Figure collection entries:
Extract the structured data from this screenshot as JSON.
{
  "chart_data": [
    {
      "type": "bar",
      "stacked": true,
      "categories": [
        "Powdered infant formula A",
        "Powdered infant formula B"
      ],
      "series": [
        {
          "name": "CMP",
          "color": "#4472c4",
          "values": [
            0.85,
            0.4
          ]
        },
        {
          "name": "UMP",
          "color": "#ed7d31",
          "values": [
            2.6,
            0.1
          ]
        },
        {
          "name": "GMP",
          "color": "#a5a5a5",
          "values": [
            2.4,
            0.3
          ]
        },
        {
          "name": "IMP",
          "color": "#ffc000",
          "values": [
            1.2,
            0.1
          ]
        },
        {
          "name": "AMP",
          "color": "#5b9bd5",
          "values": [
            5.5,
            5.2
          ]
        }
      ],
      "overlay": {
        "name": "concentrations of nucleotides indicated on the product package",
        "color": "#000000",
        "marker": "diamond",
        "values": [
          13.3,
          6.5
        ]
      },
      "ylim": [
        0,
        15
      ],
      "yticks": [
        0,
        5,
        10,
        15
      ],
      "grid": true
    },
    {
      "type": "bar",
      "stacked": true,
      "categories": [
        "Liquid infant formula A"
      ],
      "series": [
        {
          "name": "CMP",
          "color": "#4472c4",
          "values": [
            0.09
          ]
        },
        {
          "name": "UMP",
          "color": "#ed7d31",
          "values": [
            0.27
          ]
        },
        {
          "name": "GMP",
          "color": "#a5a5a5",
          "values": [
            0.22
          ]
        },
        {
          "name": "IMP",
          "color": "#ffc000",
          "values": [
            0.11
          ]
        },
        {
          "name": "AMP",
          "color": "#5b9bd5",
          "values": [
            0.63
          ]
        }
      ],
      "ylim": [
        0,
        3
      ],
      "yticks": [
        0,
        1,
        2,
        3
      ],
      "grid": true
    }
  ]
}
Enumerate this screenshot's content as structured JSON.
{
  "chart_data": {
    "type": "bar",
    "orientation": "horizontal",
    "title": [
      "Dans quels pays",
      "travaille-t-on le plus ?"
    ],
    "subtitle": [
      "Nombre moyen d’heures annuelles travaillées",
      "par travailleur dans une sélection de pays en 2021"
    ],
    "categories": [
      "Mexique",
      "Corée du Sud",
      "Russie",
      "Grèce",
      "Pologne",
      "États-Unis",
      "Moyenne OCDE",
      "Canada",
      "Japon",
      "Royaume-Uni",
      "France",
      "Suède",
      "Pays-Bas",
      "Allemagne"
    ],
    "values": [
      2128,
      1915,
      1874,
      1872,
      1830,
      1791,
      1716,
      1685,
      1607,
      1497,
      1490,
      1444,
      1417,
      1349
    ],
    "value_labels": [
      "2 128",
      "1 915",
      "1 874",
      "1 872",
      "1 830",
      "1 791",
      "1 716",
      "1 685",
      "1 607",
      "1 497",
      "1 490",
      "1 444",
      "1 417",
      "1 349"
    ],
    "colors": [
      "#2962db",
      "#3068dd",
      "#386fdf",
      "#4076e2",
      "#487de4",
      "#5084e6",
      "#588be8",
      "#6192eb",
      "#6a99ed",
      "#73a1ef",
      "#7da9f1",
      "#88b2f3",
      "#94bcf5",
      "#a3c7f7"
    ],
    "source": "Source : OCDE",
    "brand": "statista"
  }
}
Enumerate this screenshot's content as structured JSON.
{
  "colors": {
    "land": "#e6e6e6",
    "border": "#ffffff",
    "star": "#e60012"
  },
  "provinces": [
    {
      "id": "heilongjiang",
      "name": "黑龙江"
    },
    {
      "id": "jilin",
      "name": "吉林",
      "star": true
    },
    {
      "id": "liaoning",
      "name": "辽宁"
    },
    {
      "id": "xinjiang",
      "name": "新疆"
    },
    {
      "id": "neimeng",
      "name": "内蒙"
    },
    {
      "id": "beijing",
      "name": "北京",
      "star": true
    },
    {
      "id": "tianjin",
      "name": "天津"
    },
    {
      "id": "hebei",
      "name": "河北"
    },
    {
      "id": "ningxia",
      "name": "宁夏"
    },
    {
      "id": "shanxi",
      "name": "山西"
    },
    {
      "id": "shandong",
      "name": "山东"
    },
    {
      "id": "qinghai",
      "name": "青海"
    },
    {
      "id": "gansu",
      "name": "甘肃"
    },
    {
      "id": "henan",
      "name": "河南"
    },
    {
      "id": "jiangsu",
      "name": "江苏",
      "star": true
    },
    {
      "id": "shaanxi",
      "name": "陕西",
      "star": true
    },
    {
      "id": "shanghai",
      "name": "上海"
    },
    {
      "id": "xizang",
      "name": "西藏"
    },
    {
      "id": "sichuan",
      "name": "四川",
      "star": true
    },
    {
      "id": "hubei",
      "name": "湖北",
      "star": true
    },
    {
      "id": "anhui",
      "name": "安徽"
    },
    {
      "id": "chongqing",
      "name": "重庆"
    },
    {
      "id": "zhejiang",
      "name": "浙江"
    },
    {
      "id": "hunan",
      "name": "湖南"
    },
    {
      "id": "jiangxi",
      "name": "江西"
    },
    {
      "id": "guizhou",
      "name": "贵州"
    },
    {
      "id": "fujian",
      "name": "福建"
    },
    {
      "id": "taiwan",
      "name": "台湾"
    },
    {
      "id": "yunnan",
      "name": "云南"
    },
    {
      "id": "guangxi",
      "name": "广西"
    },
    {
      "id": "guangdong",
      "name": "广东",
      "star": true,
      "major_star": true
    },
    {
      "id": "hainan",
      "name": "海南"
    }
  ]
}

**Work to do**
Go through the entries and repeat each one exactly.

**Answer in full**
Extract the structured data from this screenshot as JSON.
{
  "chart_data": [
    {
      "type": "bar",
      "stacked": true,
      "categories": [
        "Powdered infant formula A",
        "Powdered infant formula B"
      ],
      "series": [
        {
          "name": "CMP",
          "color": "#4472c4",
          "values": [
            0.85,
            0.4
          ]
        },
        {
          "name": "UMP",
          "color": "#ed7d31",
          "values": [
            2.6,
            0.1
          ]
        },
        {
          "name": "GMP",
          "color": "#a5a5a5",
          "values": [
            2.4,
            0.3
          ]
        },
        {
          "name": "IMP",
          "color": "#ffc000",
          "values": [
            1.2,
            0.1
          ]
        },
        {
          "name": "AMP",
          "color": "#5b9bd5",
          "values": [
            5.5,
            5.2
          ]
        }
      ],
      "overlay": {
        "name": "concentrations of nucleotides indicated on the product package",
        "color": "#000000",
        "marker": "diamond",
        "values": [
          13.3,
          6.5
        ]
      },
      "ylim": [
        0,
        15
      ],
      "yticks": [
        0,
        5,
        10,
        15
      ],
      "grid": true
    },
    {
      "type": "bar",
      "stacked": true,
      "categories": [
        "Liquid infant formula A"
      ],
      "series": [
        {
          "name": "CMP",
          "color": "#4472c4",
          "values": [
            0.09
          ]
        },
        {
          "name": "UMP",
          "color": "#ed7d31",
          "values": [
            0.27
          ]
        },
        {
          "name": "GMP",
          "color": "#a5a5a5",
          "values": [
            0.22
          ]
        },
        {
          "name": "IMP",
          "color": "#ffc000",
          "values": [
            0.11
          ]
        },
        {
          "name": "AMP",
          "color": "#5b9bd5",
          "values": [
            0.63
          ]
        }
      ],
      "ylim": [
        0,
        3
      ],
      "yticks": [
        0,
        1,
        2,
        3
      ],
      "grid": true
    }
  ]
}
Enumerate this screenshot's content as structured JSON.
{
  "chart_data": {
    "type": "bar",
    "orientation": "horizontal",
    "title": [
      "Dans quels pays",
      "travaille-t-on le plus ?"
    ],
    "subtitle": [
      "Nombre moyen d’heures annuelles travaillées",
      "par travailleur dans une sélection de pays en 2021"
    ],
    "categories": [
      "Mexique",
      "Corée du Sud",
      "Russie",
      "Grèce",
      "Pologne",
      "États-Unis",
      "Moyenne OCDE",
      "Canada",
      "Japon",
      "Royaume-Uni",
      "France",
      "Suède",
      "Pays-Bas",
      "Allemagne"
    ],
    "values": [
      2128,
      1915,
      1874,
      1872,
      1830,
      1791,
      1716,
      1685,
      1607,
      1497,
      1490,
      1444,
      1417,
      1349
    ],
    "value_labels": [
      "2 128",
      "1 915",
      "1 874",
      "1 872",
      "1 830",
      "1 791",
      "1 716",
      "1 685",
      "1 607",
      "1 497",
      "1 490",
      "1 444",
      "1 417",
      "1 349"
    ],
    "colors": [
      "#2962db",
      "#3068dd",
      "#386fdf",
      "#4076e2",
      "#487de4",
      "#5084e6",
      "#588be8",
      "#6192eb",
      "#6a99ed",
      "#73a1ef",
      "#7da9f1",
      "#88b2f3",
      "#94bcf5",
      "#a3c7f7"
    ],
    "source": "Source : OCDE",
    "brand": "statista"
  }
}
Enumerate this screenshot's content as structured JSON.
{
  "colors": {
    "land": "#e6e6e6",
    "border": "#ffffff",
    "star": "#e60012"
  },
  "provinces": [
    {
      "id": "heilongjiang",
      "name": "黑龙江"
    },
    {
      "id": "jilin",
      "name": "吉林",
      "star": true
    },
    {
      "id": "liaoning",
      "name": "辽宁"
    },
    {
      "id": "xinjiang",
      "name": "新疆"
    },
    {
      "id": "neimeng",
      "name": "内蒙"
    },
    {
      "id": "beijing",
      "name": "北京",
      "star": true
    },
    {
      "id": "tianjin",
      "name": "天津"
    },
    {
      "id": "hebei",
      "name": "河北"
    },
    {
      "id": "ningxia",
      "name": "宁夏"
    },
    {
      "id": "shanxi",
      "name": "山西"
    },
    {
      "id": "shandong",
      "name": "山东"
    },
    {
      "id": "qinghai",
      "name": "青海"
    },
    {
      "id": "gansu",
      "name": "甘肃"
    },
    {
      "id": "henan",
      "name": "河南"
    },
    {
      "id": "jiangsu",
      "name": "江苏",
      "star": true
    },
    {
      "id": "shaanxi",
      "name": "陕西",
      "star": true
    },
    {
      "id": "shanghai",
      "name": "上海"
    },
    {
      "id": "xizang",
      "name": "西藏"
    },
    {
      "id": "sichuan",
      "name": "四川",
      "star": true
    },
    {
      "id": "hubei",
      "name": "湖北",
      "star": true
    },
    {
      "id": "anhui",
      "name": "安徽"
    },
    {
      "id": "chongqing",
      "name": "重庆"
    },
    {
      "id": "zhejiang",
      "name": "浙江"
    },
    {
      "id": "hunan",
      "name": "湖南"
    },
    {
      "id": "jiangxi",
      "name": "江西"
    },
    {
      "id": "guizhou",
      "name": "贵州"
    },
    {
      "id": "fujian",
      "name": "福建"
    },
    {
      "id": "taiwan",
      "name": "台湾"
    },
    {
      "id": "yunnan",
      "name": "云南"
    },
    {
      "id": "guangxi",
      "name": "广西"
    },
    {
      "id": "guangdong",
      "name": "广东",
      "star": true,
      "major_star": true
    },
    {
      "id": "hainan",
      "name": "海南"
    }
  ]
}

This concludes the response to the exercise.